Stated task> Give all the lines below again, exactly, with no pictures.

Records to process>

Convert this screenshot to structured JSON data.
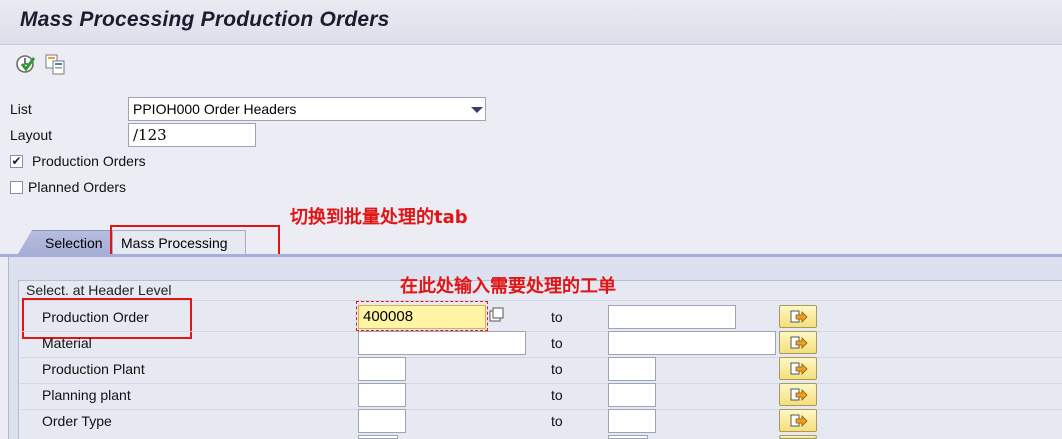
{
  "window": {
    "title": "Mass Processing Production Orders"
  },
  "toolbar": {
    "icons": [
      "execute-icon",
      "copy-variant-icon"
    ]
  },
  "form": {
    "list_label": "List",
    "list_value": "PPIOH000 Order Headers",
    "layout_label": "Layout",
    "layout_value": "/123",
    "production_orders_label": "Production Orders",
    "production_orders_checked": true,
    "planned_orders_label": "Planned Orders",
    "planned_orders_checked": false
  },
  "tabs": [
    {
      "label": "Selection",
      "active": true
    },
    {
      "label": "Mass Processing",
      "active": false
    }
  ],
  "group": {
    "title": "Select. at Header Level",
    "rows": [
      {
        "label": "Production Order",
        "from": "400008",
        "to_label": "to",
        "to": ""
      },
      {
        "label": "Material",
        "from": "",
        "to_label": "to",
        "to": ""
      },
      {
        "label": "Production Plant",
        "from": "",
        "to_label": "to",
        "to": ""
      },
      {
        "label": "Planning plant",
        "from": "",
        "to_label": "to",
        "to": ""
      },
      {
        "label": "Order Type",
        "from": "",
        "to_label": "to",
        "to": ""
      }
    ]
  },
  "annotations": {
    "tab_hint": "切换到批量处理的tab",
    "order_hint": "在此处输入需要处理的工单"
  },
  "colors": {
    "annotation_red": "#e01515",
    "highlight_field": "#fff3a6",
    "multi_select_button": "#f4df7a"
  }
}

Worked answer>
Convert this screenshot to structured JSON data.
{
  "window": {
    "title": "Mass Processing Production Orders"
  },
  "toolbar": {
    "icons": [
      "execute-icon",
      "copy-variant-icon"
    ]
  },
  "form": {
    "list_label": "List",
    "list_value": "PPIOH000 Order Headers",
    "layout_label": "Layout",
    "layout_value": "/123",
    "production_orders_label": "Production Orders",
    "production_orders_checked": true,
    "planned_orders_label": "Planned Orders",
    "planned_orders_checked": false
  },
  "tabs": [
    {
      "label": "Selection",
      "active": true
    },
    {
      "label": "Mass Processing",
      "active": false
    }
  ],
  "group": {
    "title": "Select. at Header Level",
    "rows": [
      {
        "label": "Production Order",
        "from": "400008",
        "to_label": "to",
        "to": ""
      },
      {
        "label": "Material",
        "from": "",
        "to_label": "to",
        "to": ""
      },
      {
        "label": "Production Plant",
        "from": "",
        "to_label": "to",
        "to": ""
      },
      {
        "label": "Planning plant",
        "from": "",
        "to_label": "to",
        "to": ""
      },
      {
        "label": "Order Type",
        "from": "",
        "to_label": "to",
        "to": ""
      }
    ]
  },
  "annotations": {
    "tab_hint": "切换到批量处理的tab",
    "order_hint": "在此处输入需要处理的工单"
  },
  "colors": {
    "annotation_red": "#e01515",
    "highlight_field": "#fff3a6",
    "multi_select_button": "#f4df7a"
  }
}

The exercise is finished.